_What the task requires:_
Only the lines holding the string "dochodzie" are needed. Copy each one.

_Information supplied:_
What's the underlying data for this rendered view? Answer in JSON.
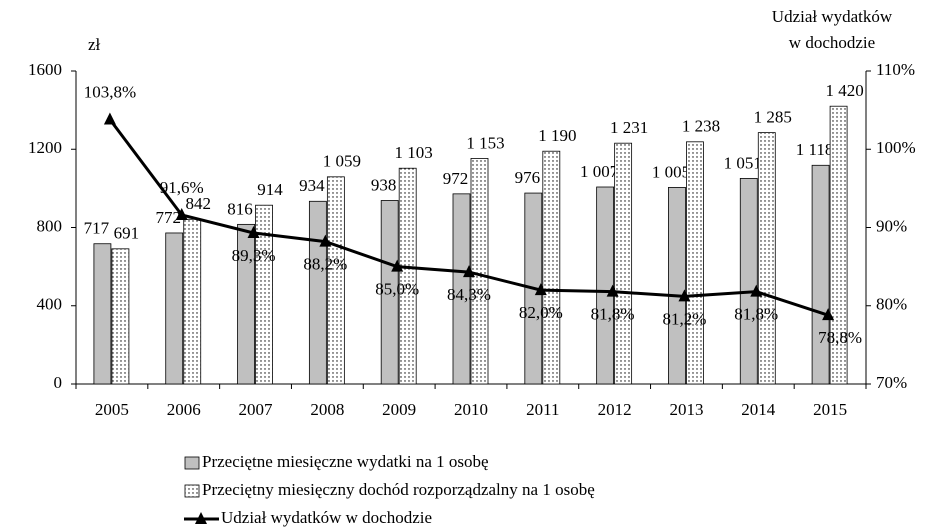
{
  "chart_data": {
    "type": "combo",
    "ylabel": "zł",
    "y2label": [
      "Udział wydatków",
      "w dochodzie"
    ],
    "categories": [
      "2005",
      "2006",
      "2007",
      "2008",
      "2009",
      "2010",
      "2011",
      "2012",
      "2013",
      "2014",
      "2015"
    ],
    "ylim": [
      0,
      1600
    ],
    "yticks": [
      0,
      400,
      800,
      1200,
      1600
    ],
    "y2lim": [
      70,
      110
    ],
    "y2ticks": [
      {
        "value": 70,
        "label": "70%"
      },
      {
        "value": 80,
        "label": "80%"
      },
      {
        "value": 90,
        "label": "90%"
      },
      {
        "value": 100,
        "label": "100%"
      },
      {
        "value": 110,
        "label": "110%"
      }
    ],
    "series": [
      {
        "name": "Przeciętne miesięczne wydatki na 1 osobę",
        "type": "bar",
        "color": "#c0c0c0",
        "values": [
          717,
          772,
          816,
          934,
          938,
          972,
          976,
          1007,
          1005,
          1051,
          1118
        ],
        "value_labels": [
          "717",
          "772",
          "816",
          "934",
          "938",
          "972",
          "976",
          "1 007",
          "1 005",
          "1 051",
          "1 118"
        ]
      },
      {
        "name": "Przeciętny miesięczny dochód rozporządzalny na 1 osobę",
        "type": "bar",
        "color": "#ffffff",
        "pattern": "dots",
        "values": [
          691,
          842,
          914,
          1059,
          1103,
          1153,
          1190,
          1231,
          1238,
          1285,
          1420
        ],
        "value_labels": [
          "691",
          "842",
          "914",
          "1 059",
          "1 103",
          "1 153",
          "1 190",
          "1 231",
          "1 238",
          "1 285",
          "1 420"
        ]
      },
      {
        "name": "Udział wydatków w dochodzie",
        "type": "line",
        "axis": "y2",
        "color": "#000000",
        "values": [
          103.8,
          91.6,
          89.3,
          88.2,
          85.0,
          84.3,
          82.0,
          81.8,
          81.2,
          81.8,
          78.8
        ],
        "value_labels": [
          "103,8%",
          "91,6%",
          "89,3%",
          "88,2%",
          "85,0%",
          "84,3%",
          "82,0%",
          "81,8%",
          "81,2%",
          "81,8%",
          "78,8%"
        ]
      }
    ]
  }
}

_Correct answer:_
      "w dochodzie"
        "name": "Udział wydatków w dochodzie",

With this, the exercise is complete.